### GIVEN PROBLEM
Search the data for the word "Крайнова" and copy every line that contains it.

[Begin DATASET RECORDS]

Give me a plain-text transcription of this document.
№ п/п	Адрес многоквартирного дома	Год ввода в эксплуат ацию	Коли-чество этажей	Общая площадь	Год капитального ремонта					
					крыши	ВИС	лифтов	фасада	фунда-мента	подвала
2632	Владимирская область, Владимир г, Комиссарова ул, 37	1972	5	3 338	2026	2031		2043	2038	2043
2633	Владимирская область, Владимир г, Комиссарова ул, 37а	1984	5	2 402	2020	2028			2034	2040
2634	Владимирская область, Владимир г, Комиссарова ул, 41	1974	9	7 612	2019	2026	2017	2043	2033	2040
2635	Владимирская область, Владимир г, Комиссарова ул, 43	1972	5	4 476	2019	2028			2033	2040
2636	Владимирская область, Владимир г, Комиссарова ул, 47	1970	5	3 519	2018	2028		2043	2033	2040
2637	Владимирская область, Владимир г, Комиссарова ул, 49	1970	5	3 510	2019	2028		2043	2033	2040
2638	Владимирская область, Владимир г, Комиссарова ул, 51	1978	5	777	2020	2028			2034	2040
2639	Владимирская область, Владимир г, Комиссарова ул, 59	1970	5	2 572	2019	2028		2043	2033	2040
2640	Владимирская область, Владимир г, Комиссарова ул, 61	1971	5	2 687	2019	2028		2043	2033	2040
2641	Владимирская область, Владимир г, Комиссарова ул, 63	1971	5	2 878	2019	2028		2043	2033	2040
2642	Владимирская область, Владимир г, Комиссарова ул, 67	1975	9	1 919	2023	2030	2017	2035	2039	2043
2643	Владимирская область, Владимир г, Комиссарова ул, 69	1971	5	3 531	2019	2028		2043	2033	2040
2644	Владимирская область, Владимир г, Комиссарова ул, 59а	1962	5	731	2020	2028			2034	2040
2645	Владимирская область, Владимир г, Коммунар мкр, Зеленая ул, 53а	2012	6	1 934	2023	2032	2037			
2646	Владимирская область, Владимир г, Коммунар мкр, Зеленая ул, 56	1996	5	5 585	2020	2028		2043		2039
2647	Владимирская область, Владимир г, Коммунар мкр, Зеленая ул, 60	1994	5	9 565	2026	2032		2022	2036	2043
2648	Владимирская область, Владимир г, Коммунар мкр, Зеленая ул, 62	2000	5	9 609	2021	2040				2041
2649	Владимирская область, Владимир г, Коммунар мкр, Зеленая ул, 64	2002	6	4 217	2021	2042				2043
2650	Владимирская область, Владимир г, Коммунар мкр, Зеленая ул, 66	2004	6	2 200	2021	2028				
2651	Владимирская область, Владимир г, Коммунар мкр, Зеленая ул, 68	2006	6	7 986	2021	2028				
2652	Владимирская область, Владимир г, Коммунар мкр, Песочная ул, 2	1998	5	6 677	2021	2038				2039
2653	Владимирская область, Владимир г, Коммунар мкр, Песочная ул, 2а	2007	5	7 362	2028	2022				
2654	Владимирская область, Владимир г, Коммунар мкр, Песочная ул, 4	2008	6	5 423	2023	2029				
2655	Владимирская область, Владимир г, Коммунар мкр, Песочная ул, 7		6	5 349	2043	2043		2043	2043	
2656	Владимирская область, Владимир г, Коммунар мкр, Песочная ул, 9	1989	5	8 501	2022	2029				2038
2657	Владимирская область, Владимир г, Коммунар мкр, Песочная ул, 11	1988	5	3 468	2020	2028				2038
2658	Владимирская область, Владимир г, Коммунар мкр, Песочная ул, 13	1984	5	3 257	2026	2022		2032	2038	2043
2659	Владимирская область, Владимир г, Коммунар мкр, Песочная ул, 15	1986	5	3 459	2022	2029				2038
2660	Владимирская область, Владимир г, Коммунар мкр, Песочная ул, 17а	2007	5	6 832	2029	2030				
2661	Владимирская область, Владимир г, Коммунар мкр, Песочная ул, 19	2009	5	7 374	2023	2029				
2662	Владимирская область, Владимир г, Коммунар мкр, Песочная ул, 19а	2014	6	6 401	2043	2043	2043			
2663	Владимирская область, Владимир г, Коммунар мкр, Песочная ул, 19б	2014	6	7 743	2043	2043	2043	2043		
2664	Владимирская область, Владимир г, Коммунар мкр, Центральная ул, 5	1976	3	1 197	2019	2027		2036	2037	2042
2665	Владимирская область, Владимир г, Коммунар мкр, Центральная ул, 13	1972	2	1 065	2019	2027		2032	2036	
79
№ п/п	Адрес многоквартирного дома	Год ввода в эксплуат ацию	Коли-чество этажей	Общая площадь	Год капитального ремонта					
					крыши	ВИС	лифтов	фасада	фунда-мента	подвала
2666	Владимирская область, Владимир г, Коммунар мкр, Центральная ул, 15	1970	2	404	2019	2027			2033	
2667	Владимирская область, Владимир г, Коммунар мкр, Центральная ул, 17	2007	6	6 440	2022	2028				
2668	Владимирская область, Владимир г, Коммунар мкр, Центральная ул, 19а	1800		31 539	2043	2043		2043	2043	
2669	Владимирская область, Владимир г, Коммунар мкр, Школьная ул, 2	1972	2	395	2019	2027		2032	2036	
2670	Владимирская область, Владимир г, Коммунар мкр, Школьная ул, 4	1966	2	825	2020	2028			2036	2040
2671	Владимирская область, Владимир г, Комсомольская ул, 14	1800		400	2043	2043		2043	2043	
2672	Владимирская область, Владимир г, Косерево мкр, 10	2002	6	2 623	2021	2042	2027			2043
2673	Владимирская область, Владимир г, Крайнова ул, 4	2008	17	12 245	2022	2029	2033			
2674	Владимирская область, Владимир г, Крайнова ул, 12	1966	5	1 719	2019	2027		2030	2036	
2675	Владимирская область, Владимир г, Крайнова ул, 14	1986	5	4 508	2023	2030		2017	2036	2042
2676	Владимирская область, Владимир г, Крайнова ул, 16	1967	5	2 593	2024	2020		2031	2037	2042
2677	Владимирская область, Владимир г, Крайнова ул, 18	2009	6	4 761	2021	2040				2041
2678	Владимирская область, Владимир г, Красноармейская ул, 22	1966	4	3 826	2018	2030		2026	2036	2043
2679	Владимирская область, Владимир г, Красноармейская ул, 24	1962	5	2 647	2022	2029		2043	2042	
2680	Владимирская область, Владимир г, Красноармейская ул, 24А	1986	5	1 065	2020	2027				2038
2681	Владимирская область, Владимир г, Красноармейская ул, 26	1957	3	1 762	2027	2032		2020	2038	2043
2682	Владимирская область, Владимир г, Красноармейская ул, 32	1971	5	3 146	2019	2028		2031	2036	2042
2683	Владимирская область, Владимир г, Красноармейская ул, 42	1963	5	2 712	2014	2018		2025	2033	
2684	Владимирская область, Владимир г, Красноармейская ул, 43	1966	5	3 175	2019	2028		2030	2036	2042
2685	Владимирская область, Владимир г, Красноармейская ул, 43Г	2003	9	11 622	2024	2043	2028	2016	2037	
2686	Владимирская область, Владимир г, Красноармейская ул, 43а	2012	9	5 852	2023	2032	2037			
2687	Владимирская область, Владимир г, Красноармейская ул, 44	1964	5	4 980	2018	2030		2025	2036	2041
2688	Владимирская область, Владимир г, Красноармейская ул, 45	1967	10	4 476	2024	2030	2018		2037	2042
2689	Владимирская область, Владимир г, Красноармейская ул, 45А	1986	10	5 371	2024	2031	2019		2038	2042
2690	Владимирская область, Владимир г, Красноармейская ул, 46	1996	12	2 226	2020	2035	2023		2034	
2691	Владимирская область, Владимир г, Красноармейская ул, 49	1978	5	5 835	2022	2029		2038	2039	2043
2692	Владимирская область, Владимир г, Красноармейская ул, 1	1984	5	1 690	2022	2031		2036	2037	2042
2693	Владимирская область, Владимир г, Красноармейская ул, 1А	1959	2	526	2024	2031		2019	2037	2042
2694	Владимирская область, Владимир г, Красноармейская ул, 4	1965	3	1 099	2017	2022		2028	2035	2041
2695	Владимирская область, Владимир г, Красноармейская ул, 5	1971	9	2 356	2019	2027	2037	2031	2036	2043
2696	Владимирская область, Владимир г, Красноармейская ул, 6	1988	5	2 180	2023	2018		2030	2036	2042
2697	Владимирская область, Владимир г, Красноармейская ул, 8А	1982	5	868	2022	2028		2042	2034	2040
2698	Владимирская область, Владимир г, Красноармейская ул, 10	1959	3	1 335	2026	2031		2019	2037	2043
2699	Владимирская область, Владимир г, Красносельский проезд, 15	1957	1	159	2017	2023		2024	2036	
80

[End DATASET RECORDS]

### RESULT OF THE TASK
2673	Владимирская область, Владимир г, Крайнова ул, 4	2008	17	12 245	2022	2029	2033			
2674	Владимирская область, Владимир г, Крайнова ул, 12	1966	5	1 719	2019	2027		2030	2036	
2675	Владимирская область, Владимир г, Крайнова ул, 14	1986	5	4 508	2023	2030		2017	2036	2042
2676	Владимирская область, Владимир г, Крайнова ул, 16	1967	5	2 593	2024	2020		2031	2037	2042
2677	Владимирская область, Владимир г, Крайнова ул, 18	2009	6	4 761	2021	2040				2041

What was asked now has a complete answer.